Given request: Only the lines from the one bearing "What does this" to the final line should be transcribed, exactly and with both ends included. Pictures are to be left out.

Source material:
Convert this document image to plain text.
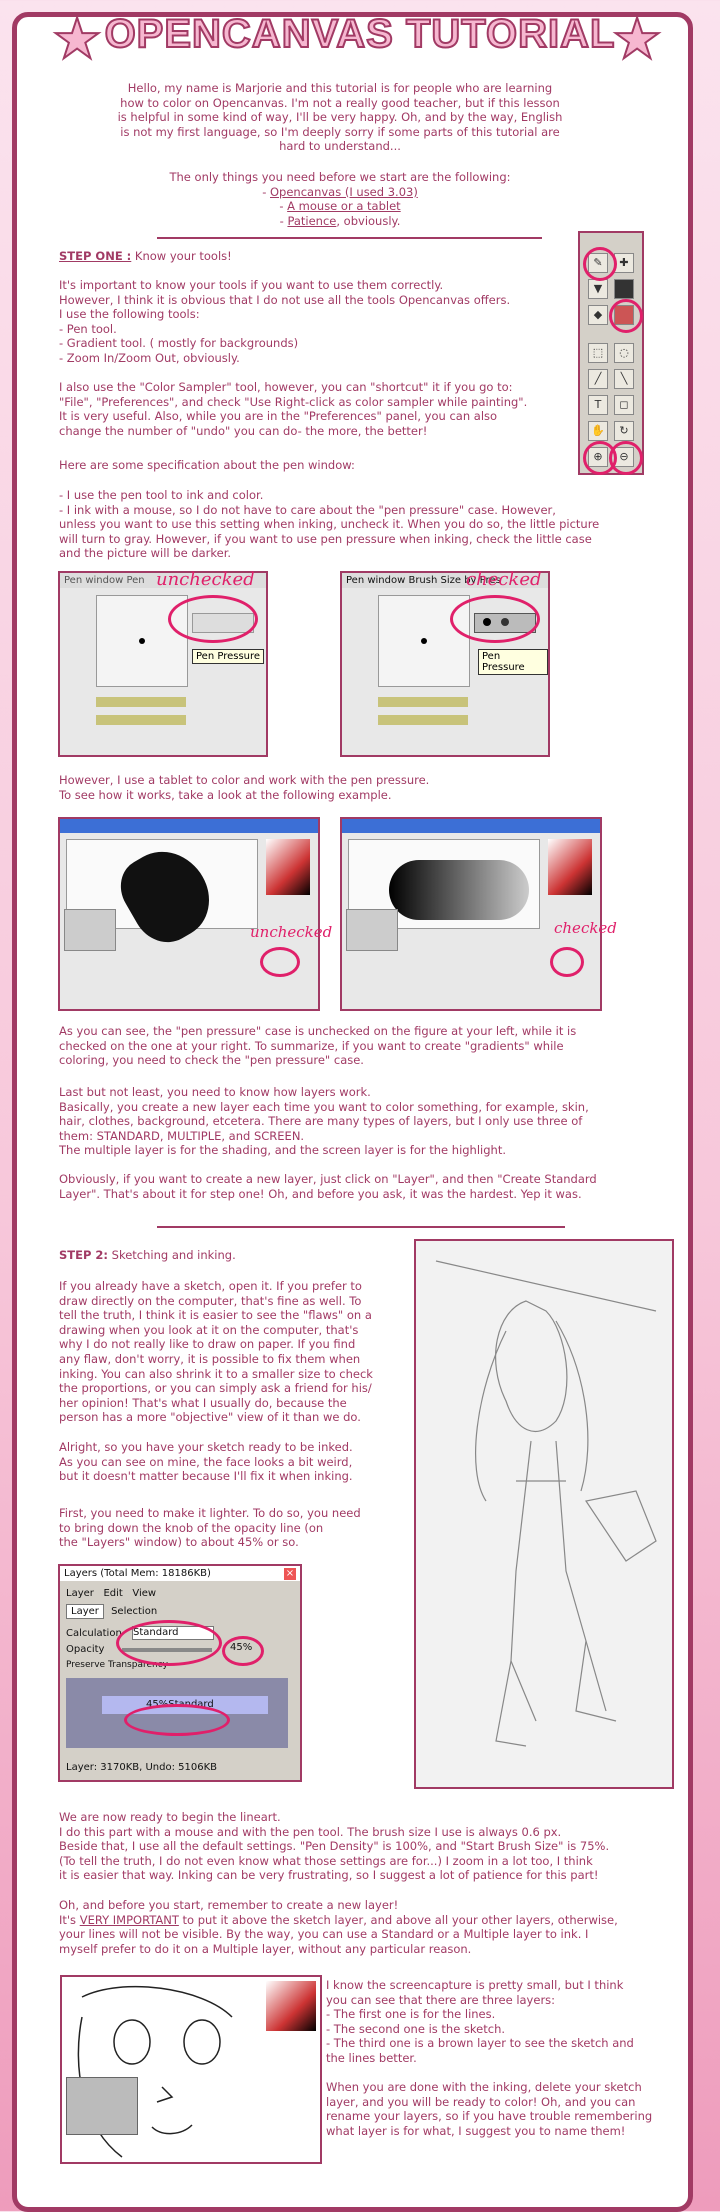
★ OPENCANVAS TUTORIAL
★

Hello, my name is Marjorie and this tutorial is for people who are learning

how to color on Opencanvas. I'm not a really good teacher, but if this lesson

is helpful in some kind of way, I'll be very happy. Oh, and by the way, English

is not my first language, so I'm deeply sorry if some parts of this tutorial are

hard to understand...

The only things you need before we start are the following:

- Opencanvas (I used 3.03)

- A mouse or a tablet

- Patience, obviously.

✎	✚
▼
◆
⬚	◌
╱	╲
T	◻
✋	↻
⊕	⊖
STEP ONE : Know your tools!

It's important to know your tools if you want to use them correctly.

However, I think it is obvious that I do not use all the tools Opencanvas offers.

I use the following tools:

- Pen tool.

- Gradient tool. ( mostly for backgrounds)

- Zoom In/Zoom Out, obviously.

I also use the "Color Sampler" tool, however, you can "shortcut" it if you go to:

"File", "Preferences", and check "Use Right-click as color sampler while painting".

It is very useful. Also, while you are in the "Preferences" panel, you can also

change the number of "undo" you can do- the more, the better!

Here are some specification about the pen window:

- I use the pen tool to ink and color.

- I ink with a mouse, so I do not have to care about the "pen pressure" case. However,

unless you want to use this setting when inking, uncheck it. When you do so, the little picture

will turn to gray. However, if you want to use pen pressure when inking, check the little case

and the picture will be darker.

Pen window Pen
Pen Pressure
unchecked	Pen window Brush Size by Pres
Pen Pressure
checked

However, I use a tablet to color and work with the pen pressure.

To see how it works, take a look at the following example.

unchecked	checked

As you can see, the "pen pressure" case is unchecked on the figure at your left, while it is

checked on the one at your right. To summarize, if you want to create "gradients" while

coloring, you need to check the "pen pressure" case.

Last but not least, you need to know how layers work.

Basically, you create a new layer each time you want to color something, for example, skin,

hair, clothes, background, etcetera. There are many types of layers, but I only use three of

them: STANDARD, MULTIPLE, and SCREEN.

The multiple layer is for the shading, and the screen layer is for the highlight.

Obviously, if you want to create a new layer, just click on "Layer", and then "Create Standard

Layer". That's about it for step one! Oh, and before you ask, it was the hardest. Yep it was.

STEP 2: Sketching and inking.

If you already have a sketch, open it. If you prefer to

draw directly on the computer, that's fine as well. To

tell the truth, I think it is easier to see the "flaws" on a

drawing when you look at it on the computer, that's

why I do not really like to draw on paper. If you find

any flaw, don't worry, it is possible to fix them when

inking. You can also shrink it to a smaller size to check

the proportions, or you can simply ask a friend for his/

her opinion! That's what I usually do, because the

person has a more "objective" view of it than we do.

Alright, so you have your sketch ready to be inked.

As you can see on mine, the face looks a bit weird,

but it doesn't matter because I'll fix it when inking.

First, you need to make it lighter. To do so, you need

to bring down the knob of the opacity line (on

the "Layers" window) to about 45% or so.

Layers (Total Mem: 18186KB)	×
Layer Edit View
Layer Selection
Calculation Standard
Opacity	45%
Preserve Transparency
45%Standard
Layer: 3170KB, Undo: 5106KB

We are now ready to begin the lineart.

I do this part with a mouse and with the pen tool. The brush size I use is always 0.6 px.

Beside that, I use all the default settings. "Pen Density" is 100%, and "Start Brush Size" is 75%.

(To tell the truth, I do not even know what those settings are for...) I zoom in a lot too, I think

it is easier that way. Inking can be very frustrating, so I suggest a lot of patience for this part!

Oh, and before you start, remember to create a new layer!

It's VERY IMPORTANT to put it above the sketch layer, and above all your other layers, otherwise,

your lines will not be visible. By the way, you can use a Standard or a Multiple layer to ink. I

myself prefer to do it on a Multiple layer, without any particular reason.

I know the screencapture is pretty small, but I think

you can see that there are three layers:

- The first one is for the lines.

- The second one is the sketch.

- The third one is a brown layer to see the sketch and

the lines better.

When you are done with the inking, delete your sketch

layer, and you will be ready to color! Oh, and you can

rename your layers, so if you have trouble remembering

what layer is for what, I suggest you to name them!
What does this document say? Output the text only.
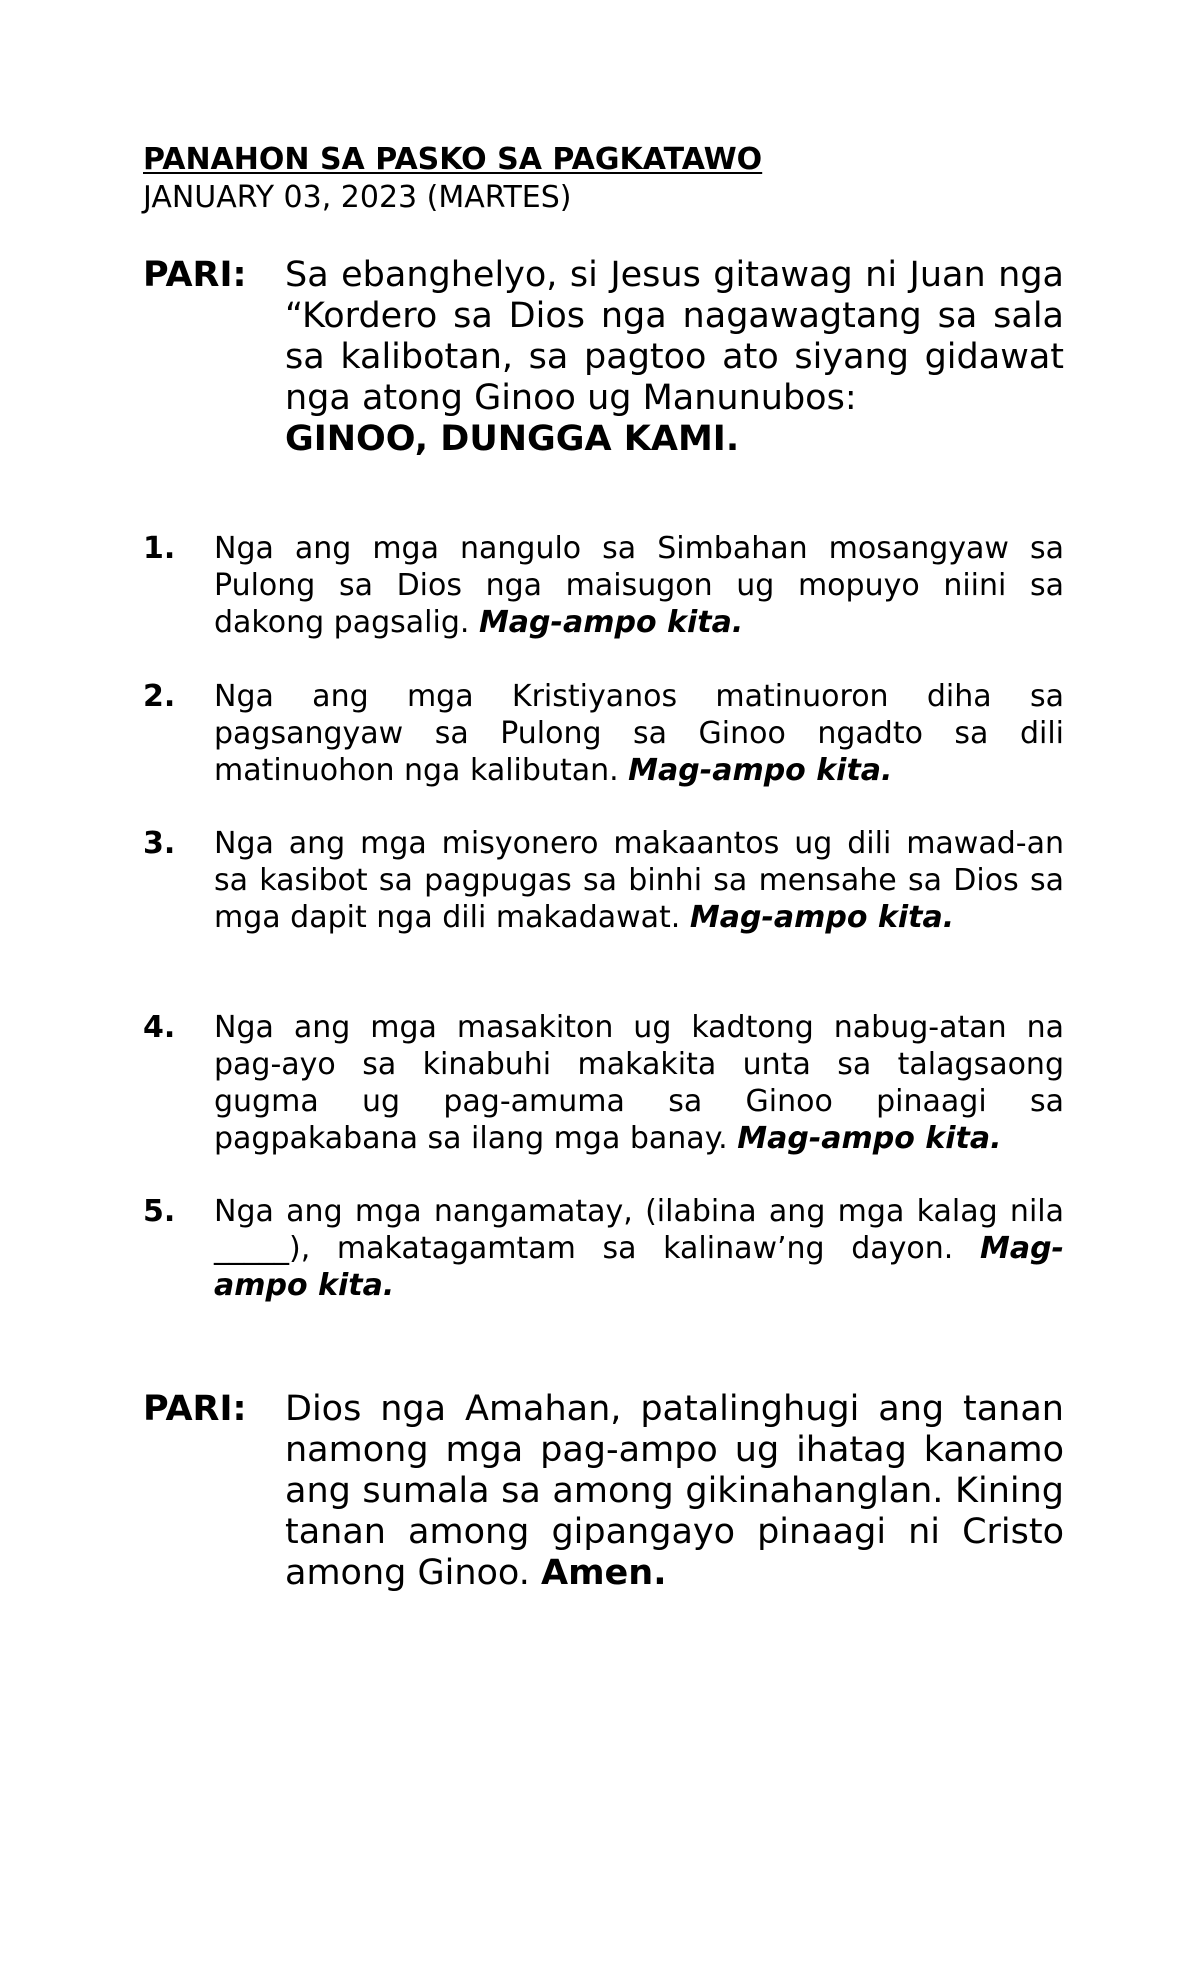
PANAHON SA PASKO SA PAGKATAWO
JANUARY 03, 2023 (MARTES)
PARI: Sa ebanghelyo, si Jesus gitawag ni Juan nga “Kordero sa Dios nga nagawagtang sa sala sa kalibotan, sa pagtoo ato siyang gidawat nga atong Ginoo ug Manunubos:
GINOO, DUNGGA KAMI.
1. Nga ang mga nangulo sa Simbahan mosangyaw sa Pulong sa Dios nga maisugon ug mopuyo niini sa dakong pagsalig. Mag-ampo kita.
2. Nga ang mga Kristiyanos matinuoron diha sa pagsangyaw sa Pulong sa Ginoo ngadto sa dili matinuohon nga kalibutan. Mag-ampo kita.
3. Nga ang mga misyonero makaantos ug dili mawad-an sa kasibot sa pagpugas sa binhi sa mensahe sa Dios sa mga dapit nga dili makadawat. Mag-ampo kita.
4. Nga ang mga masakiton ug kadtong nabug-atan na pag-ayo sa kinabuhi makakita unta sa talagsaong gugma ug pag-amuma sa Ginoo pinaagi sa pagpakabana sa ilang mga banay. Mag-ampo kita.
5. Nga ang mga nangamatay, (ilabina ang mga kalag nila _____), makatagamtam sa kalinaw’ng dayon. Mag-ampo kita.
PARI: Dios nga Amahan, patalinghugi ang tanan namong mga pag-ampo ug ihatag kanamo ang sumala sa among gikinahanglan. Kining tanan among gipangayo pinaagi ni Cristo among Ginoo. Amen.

Answer for this exercise:
What does this document say? Output the text only.
PANAHON SA PASKO SA PAGKATAWO
JANUARY 03, 2023 (MARTES)
PARI: Sa ebanghelyo, si Jesus gitawag ni Juan nga “Kordero sa Dios nga nagawagtang sa sala sa kalibotan, sa pagtoo ato siyang gidawat nga atong Ginoo ug Manunubos:
GINOO, DUNGGA KAMI.
1. Nga ang mga nangulo sa Simbahan mosangyaw sa Pulong sa Dios nga maisugon ug mopuyo niini sa dakong pagsalig. Mag-ampo kita.
2. Nga ang mga Kristiyanos matinuoron diha sa pagsangyaw sa Pulong sa Ginoo ngadto sa dili matinuohon nga kalibutan. Mag-ampo kita.
3. Nga ang mga misyonero makaantos ug dili mawad-an sa kasibot sa pagpugas sa binhi sa mensahe sa Dios sa mga dapit nga dili makadawat. Mag-ampo kita.
4. Nga ang mga masakiton ug kadtong nabug-atan na pag-ayo sa kinabuhi makakita unta sa talagsaong gugma ug pag-amuma sa Ginoo pinaagi sa pagpakabana sa ilang mga banay. Mag-ampo kita.
5. Nga ang mga nangamatay, (ilabina ang mga kalag nila _____), makatagamtam sa kalinaw’ng dayon. Mag-ampo kita.
PARI: Dios nga Amahan, patalinghugi ang tanan namong mga pag-ampo ug ihatag kanamo ang sumala sa among gikinahanglan. Kining tanan among gipangayo pinaagi ni Cristo among Ginoo. Amen.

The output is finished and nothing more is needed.